== Given data ==
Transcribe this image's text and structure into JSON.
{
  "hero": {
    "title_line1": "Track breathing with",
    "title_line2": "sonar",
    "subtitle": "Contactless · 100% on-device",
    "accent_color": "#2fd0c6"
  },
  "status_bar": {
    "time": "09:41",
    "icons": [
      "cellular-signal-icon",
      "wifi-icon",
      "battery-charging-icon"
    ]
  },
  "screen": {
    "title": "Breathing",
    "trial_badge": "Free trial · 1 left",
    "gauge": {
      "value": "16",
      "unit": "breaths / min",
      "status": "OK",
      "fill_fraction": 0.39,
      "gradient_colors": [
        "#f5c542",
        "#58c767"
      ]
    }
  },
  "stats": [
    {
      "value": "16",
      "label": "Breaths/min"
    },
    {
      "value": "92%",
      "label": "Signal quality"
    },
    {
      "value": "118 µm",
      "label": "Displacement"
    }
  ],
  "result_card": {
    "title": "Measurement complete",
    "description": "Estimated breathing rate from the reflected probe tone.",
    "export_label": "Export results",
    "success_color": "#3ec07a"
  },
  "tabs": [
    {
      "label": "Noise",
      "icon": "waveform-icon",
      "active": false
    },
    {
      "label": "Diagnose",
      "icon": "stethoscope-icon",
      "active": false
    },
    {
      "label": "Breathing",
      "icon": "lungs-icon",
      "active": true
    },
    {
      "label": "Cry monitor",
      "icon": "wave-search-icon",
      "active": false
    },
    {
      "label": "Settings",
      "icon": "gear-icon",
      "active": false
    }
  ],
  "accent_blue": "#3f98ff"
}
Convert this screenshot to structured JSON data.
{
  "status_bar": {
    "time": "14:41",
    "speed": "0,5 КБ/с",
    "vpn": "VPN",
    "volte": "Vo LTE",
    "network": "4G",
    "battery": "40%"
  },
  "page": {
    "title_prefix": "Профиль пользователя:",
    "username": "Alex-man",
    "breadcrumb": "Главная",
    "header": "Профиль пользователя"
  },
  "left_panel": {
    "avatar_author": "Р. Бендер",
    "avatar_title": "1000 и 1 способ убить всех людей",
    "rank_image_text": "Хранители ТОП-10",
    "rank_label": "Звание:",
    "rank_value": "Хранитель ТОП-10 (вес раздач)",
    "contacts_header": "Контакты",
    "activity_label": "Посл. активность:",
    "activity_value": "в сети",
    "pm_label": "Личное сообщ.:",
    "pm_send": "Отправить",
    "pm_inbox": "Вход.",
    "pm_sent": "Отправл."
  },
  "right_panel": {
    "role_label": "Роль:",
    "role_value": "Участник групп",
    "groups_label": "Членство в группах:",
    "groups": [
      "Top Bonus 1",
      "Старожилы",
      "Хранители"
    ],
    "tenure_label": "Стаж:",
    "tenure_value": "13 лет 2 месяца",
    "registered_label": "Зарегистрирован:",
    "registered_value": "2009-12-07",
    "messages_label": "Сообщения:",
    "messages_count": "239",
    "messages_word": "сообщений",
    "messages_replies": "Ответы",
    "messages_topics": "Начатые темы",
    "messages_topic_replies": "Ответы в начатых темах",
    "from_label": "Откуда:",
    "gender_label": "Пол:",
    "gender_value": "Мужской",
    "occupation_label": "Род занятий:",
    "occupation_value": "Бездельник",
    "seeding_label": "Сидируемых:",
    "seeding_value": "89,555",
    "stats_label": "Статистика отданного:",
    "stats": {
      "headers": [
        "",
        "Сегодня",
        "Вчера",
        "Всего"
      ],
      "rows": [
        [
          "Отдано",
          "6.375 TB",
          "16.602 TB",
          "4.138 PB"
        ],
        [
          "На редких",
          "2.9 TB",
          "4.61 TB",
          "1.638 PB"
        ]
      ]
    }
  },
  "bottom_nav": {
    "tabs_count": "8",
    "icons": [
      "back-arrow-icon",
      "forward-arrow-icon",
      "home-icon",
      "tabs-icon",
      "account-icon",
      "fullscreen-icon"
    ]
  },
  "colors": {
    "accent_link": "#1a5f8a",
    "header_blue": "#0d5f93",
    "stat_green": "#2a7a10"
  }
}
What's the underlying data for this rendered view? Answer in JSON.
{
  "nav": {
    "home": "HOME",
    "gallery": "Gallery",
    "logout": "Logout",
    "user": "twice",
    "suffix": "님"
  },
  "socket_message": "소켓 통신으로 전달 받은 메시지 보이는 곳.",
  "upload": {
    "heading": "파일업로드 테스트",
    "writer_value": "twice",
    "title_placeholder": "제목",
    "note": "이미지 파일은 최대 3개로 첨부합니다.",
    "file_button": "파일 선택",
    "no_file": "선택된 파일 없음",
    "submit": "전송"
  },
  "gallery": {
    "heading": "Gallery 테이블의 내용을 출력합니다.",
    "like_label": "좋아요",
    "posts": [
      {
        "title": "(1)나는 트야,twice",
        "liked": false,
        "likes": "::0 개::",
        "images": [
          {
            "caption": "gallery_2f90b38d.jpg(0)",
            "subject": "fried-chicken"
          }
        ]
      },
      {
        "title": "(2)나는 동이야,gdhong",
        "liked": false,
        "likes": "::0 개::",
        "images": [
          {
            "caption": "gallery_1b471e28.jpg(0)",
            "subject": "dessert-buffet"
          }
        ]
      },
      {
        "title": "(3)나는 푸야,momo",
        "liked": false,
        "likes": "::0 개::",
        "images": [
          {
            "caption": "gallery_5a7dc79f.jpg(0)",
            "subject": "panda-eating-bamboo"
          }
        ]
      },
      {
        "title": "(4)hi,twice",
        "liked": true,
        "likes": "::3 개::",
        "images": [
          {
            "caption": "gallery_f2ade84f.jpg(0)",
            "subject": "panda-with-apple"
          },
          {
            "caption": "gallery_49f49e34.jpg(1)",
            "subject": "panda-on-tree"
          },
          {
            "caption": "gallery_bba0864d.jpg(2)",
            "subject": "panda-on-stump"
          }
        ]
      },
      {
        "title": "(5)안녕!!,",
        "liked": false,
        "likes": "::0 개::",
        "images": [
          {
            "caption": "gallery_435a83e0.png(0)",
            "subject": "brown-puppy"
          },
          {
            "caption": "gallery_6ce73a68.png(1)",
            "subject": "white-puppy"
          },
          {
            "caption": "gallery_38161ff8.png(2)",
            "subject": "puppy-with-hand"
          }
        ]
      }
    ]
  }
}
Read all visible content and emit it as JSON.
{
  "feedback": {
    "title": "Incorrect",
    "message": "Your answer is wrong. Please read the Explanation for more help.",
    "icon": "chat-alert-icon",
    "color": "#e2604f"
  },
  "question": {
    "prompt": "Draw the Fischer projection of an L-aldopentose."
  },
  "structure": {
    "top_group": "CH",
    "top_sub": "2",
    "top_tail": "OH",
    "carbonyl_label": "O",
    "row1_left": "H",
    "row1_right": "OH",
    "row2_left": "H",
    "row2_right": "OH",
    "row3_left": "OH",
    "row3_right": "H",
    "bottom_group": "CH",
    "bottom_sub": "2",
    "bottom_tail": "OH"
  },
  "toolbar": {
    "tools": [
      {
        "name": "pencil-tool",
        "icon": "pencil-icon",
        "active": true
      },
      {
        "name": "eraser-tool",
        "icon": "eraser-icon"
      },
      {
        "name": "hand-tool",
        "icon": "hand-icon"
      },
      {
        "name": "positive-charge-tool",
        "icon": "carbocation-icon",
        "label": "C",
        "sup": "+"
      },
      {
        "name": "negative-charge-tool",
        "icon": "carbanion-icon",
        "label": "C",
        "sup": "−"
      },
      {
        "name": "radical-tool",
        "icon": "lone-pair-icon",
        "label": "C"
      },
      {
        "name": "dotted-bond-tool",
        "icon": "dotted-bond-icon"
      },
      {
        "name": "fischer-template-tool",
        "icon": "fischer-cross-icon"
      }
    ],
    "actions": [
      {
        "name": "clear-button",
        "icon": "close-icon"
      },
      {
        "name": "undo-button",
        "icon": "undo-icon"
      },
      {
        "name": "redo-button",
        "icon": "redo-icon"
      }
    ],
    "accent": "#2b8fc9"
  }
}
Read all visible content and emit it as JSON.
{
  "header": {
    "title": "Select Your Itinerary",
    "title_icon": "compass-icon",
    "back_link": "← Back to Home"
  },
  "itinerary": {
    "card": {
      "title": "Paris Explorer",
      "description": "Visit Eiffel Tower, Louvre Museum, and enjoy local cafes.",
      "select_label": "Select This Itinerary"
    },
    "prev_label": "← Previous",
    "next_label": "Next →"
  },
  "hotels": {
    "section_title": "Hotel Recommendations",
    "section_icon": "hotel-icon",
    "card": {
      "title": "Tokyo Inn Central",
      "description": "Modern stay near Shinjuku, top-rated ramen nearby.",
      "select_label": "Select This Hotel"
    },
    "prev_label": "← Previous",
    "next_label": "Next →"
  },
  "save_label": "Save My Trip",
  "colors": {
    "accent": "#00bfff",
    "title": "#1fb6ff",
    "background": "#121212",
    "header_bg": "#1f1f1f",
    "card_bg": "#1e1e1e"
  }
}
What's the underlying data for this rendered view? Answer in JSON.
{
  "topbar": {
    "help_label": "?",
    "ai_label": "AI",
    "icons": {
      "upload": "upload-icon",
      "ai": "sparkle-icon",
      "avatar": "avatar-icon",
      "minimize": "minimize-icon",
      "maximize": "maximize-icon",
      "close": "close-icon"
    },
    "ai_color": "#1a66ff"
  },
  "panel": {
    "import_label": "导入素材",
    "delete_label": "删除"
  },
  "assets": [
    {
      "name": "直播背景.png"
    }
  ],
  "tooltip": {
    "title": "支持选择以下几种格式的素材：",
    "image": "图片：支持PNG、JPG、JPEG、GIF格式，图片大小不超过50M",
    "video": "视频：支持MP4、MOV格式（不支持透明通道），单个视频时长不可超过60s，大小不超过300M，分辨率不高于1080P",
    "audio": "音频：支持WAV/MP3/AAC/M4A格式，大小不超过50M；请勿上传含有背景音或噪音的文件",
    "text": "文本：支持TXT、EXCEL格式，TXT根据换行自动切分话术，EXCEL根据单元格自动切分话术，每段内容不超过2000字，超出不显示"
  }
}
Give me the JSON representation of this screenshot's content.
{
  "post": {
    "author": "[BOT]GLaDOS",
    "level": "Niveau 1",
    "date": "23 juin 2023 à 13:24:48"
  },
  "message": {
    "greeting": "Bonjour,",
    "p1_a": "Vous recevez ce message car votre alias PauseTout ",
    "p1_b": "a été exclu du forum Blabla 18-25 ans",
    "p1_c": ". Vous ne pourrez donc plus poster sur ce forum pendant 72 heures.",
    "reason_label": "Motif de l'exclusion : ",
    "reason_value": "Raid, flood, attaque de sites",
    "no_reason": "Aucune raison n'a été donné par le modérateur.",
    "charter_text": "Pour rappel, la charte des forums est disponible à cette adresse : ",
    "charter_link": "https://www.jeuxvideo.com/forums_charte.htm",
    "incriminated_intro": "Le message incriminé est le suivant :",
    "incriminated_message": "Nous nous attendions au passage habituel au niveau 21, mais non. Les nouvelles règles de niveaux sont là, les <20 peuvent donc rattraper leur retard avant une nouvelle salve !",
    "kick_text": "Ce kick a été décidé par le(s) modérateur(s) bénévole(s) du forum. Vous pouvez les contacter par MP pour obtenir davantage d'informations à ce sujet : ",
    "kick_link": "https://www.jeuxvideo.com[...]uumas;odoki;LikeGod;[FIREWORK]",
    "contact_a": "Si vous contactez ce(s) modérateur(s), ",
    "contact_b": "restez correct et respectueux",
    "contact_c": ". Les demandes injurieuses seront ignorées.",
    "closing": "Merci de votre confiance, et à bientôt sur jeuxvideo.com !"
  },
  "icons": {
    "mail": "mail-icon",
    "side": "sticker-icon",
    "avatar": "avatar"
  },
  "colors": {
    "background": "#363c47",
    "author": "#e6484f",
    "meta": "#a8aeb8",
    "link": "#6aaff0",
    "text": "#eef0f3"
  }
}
===
To do
From the listing above, collect each line in which the string "twice" appears.

Exercise output
    "user": "twice",
    "writer_value": "twice",
        "title": "(1)나는 트야,twice",
        "title": "(4)hi,twice",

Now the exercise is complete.